══ DATA IN THIS EXERCISE ══

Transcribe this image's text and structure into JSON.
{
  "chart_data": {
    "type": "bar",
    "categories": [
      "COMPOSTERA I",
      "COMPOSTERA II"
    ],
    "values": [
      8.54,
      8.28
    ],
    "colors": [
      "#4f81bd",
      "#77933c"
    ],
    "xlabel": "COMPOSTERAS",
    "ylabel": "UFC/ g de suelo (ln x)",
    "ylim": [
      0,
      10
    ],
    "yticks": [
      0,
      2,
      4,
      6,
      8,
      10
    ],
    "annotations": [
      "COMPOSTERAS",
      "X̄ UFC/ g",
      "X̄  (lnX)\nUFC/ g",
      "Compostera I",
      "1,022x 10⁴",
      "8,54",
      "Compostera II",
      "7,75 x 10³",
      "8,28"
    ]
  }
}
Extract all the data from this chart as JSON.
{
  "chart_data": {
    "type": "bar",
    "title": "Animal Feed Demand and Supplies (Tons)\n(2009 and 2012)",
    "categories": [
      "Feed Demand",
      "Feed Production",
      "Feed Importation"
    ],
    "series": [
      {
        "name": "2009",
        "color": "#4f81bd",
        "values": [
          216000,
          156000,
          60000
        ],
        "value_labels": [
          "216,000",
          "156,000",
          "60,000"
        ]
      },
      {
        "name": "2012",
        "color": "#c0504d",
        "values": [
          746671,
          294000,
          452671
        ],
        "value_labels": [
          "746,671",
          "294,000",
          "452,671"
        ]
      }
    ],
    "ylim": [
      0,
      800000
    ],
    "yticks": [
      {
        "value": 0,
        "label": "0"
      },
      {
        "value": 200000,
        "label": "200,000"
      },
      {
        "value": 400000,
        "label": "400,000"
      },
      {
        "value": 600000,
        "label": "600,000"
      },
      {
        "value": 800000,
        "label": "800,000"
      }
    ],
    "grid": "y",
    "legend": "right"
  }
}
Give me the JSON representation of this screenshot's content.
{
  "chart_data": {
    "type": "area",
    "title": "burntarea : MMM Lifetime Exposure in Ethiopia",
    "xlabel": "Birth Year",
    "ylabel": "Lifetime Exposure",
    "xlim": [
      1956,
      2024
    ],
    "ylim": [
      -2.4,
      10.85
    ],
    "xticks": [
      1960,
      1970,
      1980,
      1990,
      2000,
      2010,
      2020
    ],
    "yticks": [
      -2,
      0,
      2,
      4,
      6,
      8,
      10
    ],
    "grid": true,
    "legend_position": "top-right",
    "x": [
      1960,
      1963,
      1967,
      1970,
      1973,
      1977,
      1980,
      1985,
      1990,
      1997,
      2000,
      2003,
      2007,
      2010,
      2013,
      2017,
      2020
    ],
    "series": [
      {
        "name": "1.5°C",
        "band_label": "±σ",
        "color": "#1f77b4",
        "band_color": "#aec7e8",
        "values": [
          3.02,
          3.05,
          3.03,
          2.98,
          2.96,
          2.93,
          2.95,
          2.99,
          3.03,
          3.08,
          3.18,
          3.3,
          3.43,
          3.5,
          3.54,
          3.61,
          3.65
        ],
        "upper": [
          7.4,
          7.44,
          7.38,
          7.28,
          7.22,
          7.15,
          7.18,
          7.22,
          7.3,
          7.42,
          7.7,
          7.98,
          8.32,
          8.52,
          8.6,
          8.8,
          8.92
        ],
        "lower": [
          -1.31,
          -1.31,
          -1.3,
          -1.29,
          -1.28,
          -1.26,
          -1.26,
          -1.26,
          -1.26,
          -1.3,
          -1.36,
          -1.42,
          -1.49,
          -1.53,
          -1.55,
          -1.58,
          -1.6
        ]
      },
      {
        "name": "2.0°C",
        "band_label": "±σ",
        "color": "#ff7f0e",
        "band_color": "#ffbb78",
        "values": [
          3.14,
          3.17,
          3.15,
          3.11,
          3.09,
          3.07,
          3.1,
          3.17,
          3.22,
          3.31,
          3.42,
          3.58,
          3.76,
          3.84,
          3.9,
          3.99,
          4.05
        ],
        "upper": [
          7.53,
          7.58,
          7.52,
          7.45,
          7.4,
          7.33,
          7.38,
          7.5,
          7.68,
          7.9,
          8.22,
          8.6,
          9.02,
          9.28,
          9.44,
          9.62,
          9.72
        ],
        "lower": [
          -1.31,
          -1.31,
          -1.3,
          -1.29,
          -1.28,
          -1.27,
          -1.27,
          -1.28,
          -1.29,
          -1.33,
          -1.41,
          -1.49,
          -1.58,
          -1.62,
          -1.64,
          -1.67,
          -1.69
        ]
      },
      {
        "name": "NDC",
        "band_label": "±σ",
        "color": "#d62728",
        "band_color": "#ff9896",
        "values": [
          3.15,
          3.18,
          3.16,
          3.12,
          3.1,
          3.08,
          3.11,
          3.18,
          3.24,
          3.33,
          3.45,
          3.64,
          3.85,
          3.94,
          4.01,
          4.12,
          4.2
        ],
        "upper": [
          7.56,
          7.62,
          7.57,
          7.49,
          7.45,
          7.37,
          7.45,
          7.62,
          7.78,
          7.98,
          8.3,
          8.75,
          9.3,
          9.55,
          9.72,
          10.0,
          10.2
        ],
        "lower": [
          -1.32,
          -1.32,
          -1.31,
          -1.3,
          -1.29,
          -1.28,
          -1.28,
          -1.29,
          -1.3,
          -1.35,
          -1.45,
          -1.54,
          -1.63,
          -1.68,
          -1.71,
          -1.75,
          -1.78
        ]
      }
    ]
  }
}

═══

(WHAT IS ASKED):
Each line of the material above needs to be quoted exactly, please.

(OUTPUT BELOW):
Transcribe this image's text and structure into JSON.
{
  "chart_data": {
    "type": "bar",
    "categories": [
      "COMPOSTERA I",
      "COMPOSTERA II"
    ],
    "values": [
      8.54,
      8.28
    ],
    "colors": [
      "#4f81bd",
      "#77933c"
    ],
    "xlabel": "COMPOSTERAS",
    "ylabel": "UFC/ g de suelo (ln x)",
    "ylim": [
      0,
      10
    ],
    "yticks": [
      0,
      2,
      4,
      6,
      8,
      10
    ],
    "annotations": [
      "COMPOSTERAS",
      "X̄ UFC/ g",
      "X̄  (lnX)\nUFC/ g",
      "Compostera I",
      "1,022x 10⁴",
      "8,54",
      "Compostera II",
      "7,75 x 10³",
      "8,28"
    ]
  }
}
Extract all the data from this chart as JSON.
{
  "chart_data": {
    "type": "bar",
    "title": "Animal Feed Demand and Supplies (Tons)\n(2009 and 2012)",
    "categories": [
      "Feed Demand",
      "Feed Production",
      "Feed Importation"
    ],
    "series": [
      {
        "name": "2009",
        "color": "#4f81bd",
        "values": [
          216000,
          156000,
          60000
        ],
        "value_labels": [
          "216,000",
          "156,000",
          "60,000"
        ]
      },
      {
        "name": "2012",
        "color": "#c0504d",
        "values": [
          746671,
          294000,
          452671
        ],
        "value_labels": [
          "746,671",
          "294,000",
          "452,671"
        ]
      }
    ],
    "ylim": [
      0,
      800000
    ],
    "yticks": [
      {
        "value": 0,
        "label": "0"
      },
      {
        "value": 200000,
        "label": "200,000"
      },
      {
        "value": 400000,
        "label": "400,000"
      },
      {
        "value": 600000,
        "label": "600,000"
      },
      {
        "value": 800000,
        "label": "800,000"
      }
    ],
    "grid": "y",
    "legend": "right"
  }
}
Give me the JSON representation of this screenshot's content.
{
  "chart_data": {
    "type": "area",
    "title": "burntarea : MMM Lifetime Exposure in Ethiopia",
    "xlabel": "Birth Year",
    "ylabel": "Lifetime Exposure",
    "xlim": [
      1956,
      2024
    ],
    "ylim": [
      -2.4,
      10.85
    ],
    "xticks": [
      1960,
      1970,
      1980,
      1990,
      2000,
      2010,
      2020
    ],
    "yticks": [
      -2,
      0,
      2,
      4,
      6,
      8,
      10
    ],
    "grid": true,
    "legend_position": "top-right",
    "x": [
      1960,
      1963,
      1967,
      1970,
      1973,
      1977,
      1980,
      1985,
      1990,
      1997,
      2000,
      2003,
      2007,
      2010,
      2013,
      2017,
      2020
    ],
    "series": [
      {
        "name": "1.5°C",
        "band_label": "±σ",
        "color": "#1f77b4",
        "band_color": "#aec7e8",
        "values": [
          3.02,
          3.05,
          3.03,
          2.98,
          2.96,
          2.93,
          2.95,
          2.99,
          3.03,
          3.08,
          3.18,
          3.3,
          3.43,
          3.5,
          3.54,
          3.61,
          3.65
        ],
        "upper": [
          7.4,
          7.44,
          7.38,
          7.28,
          7.22,
          7.15,
          7.18,
          7.22,
          7.3,
          7.42,
          7.7,
          7.98,
          8.32,
          8.52,
          8.6,
          8.8,
          8.92
        ],
        "lower": [
          -1.31,
          -1.31,
          -1.3,
          -1.29,
          -1.28,
          -1.26,
          -1.26,
          -1.26,
          -1.26,
          -1.3,
          -1.36,
          -1.42,
          -1.49,
          -1.53,
          -1.55,
          -1.58,
          -1.6
        ]
      },
      {
        "name": "2.0°C",
        "band_label": "±σ",
        "color": "#ff7f0e",
        "band_color": "#ffbb78",
        "values": [
          3.14,
          3.17,
          3.15,
          3.11,
          3.09,
          3.07,
          3.1,
          3.17,
          3.22,
          3.31,
          3.42,
          3.58,
          3.76,
          3.84,
          3.9,
          3.99,
          4.05
        ],
        "upper": [
          7.53,
          7.58,
          7.52,
          7.45,
          7.4,
          7.33,
          7.38,
          7.5,
          7.68,
          7.9,
          8.22,
          8.6,
          9.02,
          9.28,
          9.44,
          9.62,
          9.72
        ],
        "lower": [
          -1.31,
          -1.31,
          -1.3,
          -1.29,
          -1.28,
          -1.27,
          -1.27,
          -1.28,
          -1.29,
          -1.33,
          -1.41,
          -1.49,
          -1.58,
          -1.62,
          -1.64,
          -1.67,
          -1.69
        ]
      },
      {
        "name": "NDC",
        "band_label": "±σ",
        "color": "#d62728",
        "band_color": "#ff9896",
        "values": [
          3.15,
          3.18,
          3.16,
          3.12,
          3.1,
          3.08,
          3.11,
          3.18,
          3.24,
          3.33,
          3.45,
          3.64,
          3.85,
          3.94,
          4.01,
          4.12,
          4.2
        ],
        "upper": [
          7.56,
          7.62,
          7.57,
          7.49,
          7.45,
          7.37,
          7.45,
          7.62,
          7.78,
          7.98,
          8.3,
          8.75,
          9.3,
          9.55,
          9.72,
          10.0,
          10.2
        ],
        "lower": [
          -1.32,
          -1.32,
          -1.31,
          -1.3,
          -1.29,
          -1.28,
          -1.28,
          -1.29,
          -1.3,
          -1.35,
          -1.45,
          -1.54,
          -1.63,
          -1.68,
          -1.71,
          -1.75,
          -1.78
        ]
      }
    ]
  }
}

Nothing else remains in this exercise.